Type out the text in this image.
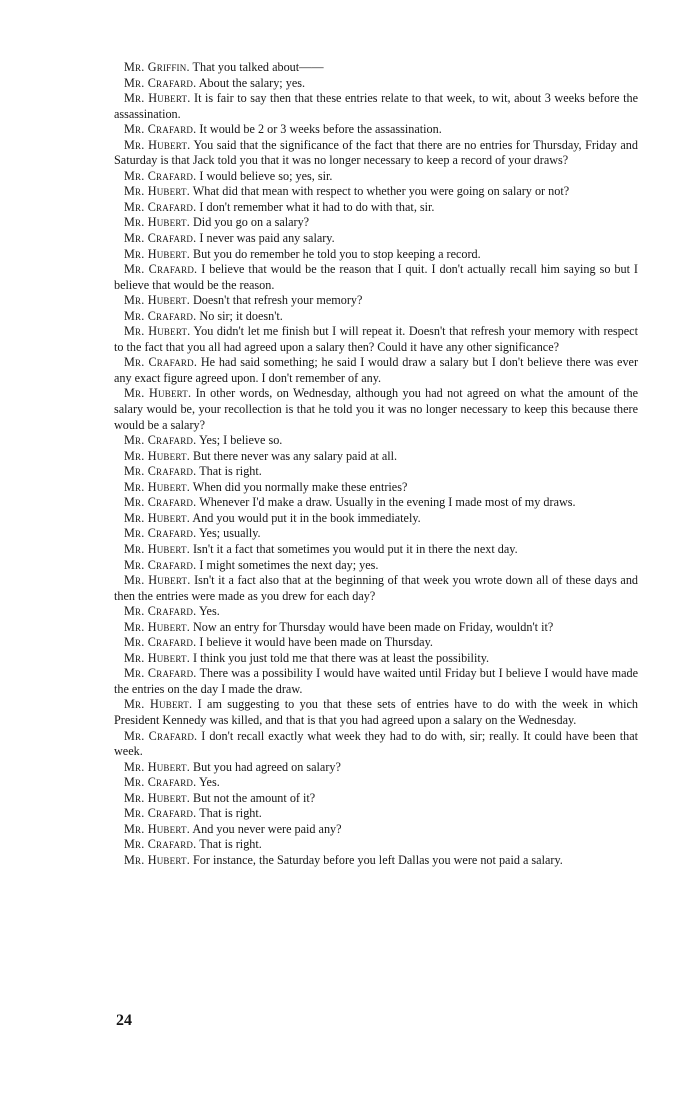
Mr. Griffin. That you talked about——

Mr. Crafard. About the salary; yes.

Mr. Hubert. It is fair to say then that these entries relate to that week, to wit, about 3 weeks before the assassination.

Mr. Crafard. It would be 2 or 3 weeks before the assassination.

Mr. Hubert. You said that the significance of the fact that there are no entries for Thursday, Friday and Saturday is that Jack told you that it was no longer necessary to keep a record of your draws?

Mr. Crafard. I would believe so; yes, sir.

Mr. Hubert. What did that mean with respect to whether you were going on salary or not?

Mr. Crafard. I don't remember what it had to do with that, sir.

Mr. Hubert. Did you go on a salary?

Mr. Crafard. I never was paid any salary.

Mr. Hubert. But you do remember he told you to stop keeping a record.

Mr. Crafard. I believe that would be the reason that I quit. I don't actually recall him saying so but I believe that would be the reason.

Mr. Hubert. Doesn't that refresh your memory?

Mr. Crafard. No sir; it doesn't.

Mr. Hubert. You didn't let me finish but I will repeat it. Doesn't that refresh your memory with respect to the fact that you all had agreed upon a salary then? Could it have any other significance?

Mr. Crafard. He had said something; he said I would draw a salary but I don't believe there was ever any exact figure agreed upon. I don't remember of any.

Mr. Hubert. In other words, on Wednesday, although you had not agreed on what the amount of the salary would be, your recollection is that he told you it was no longer necessary to keep this because there would be a salary?

Mr. Crafard. Yes; I believe so.

Mr. Hubert. But there never was any salary paid at all.

Mr. Crafard. That is right.

Mr. Hubert. When did you normally make these entries?

Mr. Crafard. Whenever I'd make a draw. Usually in the evening I made most of my draws.

Mr. Hubert. And you would put it in the book immediately.

Mr. Crafard. Yes; usually.

Mr. Hubert. Isn't it a fact that sometimes you would put it in there the next day.

Mr. Crafard. I might sometimes the next day; yes.

Mr. Hubert. Isn't it a fact also that at the beginning of that week you wrote down all of these days and then the entries were made as you drew for each day?

Mr. Crafard. Yes.

Mr. Hubert. Now an entry for Thursday would have been made on Friday, wouldn't it?

Mr. Crafard. I believe it would have been made on Thursday.

Mr. Hubert. I think you just told me that there was at least the possibility.

Mr. Crafard. There was a possibility I would have waited until Friday but I believe I would have made the entries on the day I made the draw.

Mr. Hubert. I am suggesting to you that these sets of entries have to do with the week in which President Kennedy was killed, and that is that you had agreed upon a salary on the Wednesday.

Mr. Crafard. I don't recall exactly what week they had to do with, sir; really. It could have been that week.

Mr. Hubert. But you had agreed on salary?

Mr. Crafard. Yes.

Mr. Hubert. But not the amount of it?

Mr. Crafard. That is right.

Mr. Hubert. And you never were paid any?

Mr. Crafard. That is right.

Mr. Hubert. For instance, the Saturday before you left Dallas you were not paid a salary.

24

:::::

» Task details
Repeat every record precisely. Any picture among them stays out of the copy.

» Result of the exercise
Type out the text in this image.
Mr. Griffin. That you talked about——

Mr. Crafard. About the salary; yes.

Mr. Hubert. It is fair to say then that these entries relate to that week, to wit, about 3 weeks before the assassination.

Mr. Crafard. It would be 2 or 3 weeks before the assassination.

Mr. Hubert. You said that the significance of the fact that there are no entries for Thursday, Friday and Saturday is that Jack told you that it was no longer necessary to keep a record of your draws?

Mr. Crafard. I would believe so; yes, sir.

Mr. Hubert. What did that mean with respect to whether you were going on salary or not?

Mr. Crafard. I don't remember what it had to do with that, sir.

Mr. Hubert. Did you go on a salary?

Mr. Crafard. I never was paid any salary.

Mr. Hubert. But you do remember he told you to stop keeping a record.

Mr. Crafard. I believe that would be the reason that I quit. I don't actually recall him saying so but I believe that would be the reason.

Mr. Hubert. Doesn't that refresh your memory?

Mr. Crafard. No sir; it doesn't.

Mr. Hubert. You didn't let me finish but I will repeat it. Doesn't that refresh your memory with respect to the fact that you all had agreed upon a salary then? Could it have any other significance?

Mr. Crafard. He had said something; he said I would draw a salary but I don't believe there was ever any exact figure agreed upon. I don't remember of any.

Mr. Hubert. In other words, on Wednesday, although you had not agreed on what the amount of the salary would be, your recollection is that he told you it was no longer necessary to keep this because there would be a salary?

Mr. Crafard. Yes; I believe so.

Mr. Hubert. But there never was any salary paid at all.

Mr. Crafard. That is right.

Mr. Hubert. When did you normally make these entries?

Mr. Crafard. Whenever I'd make a draw. Usually in the evening I made most of my draws.

Mr. Hubert. And you would put it in the book immediately.

Mr. Crafard. Yes; usually.

Mr. Hubert. Isn't it a fact that sometimes you would put it in there the next day.

Mr. Crafard. I might sometimes the next day; yes.

Mr. Hubert. Isn't it a fact also that at the beginning of that week you wrote down all of these days and then the entries were made as you drew for each day?

Mr. Crafard. Yes.

Mr. Hubert. Now an entry for Thursday would have been made on Friday, wouldn't it?

Mr. Crafard. I believe it would have been made on Thursday.

Mr. Hubert. I think you just told me that there was at least the possibility.

Mr. Crafard. There was a possibility I would have waited until Friday but I believe I would have made the entries on the day I made the draw.

Mr. Hubert. I am suggesting to you that these sets of entries have to do with the week in which President Kennedy was killed, and that is that you had agreed upon a salary on the Wednesday.

Mr. Crafard. I don't recall exactly what week they had to do with, sir; really. It could have been that week.

Mr. Hubert. But you had agreed on salary?

Mr. Crafard. Yes.

Mr. Hubert. But not the amount of it?

Mr. Crafard. That is right.

Mr. Hubert. And you never were paid any?

Mr. Crafard. That is right.

Mr. Hubert. For instance, the Saturday before you left Dallas you were not paid a salary.

24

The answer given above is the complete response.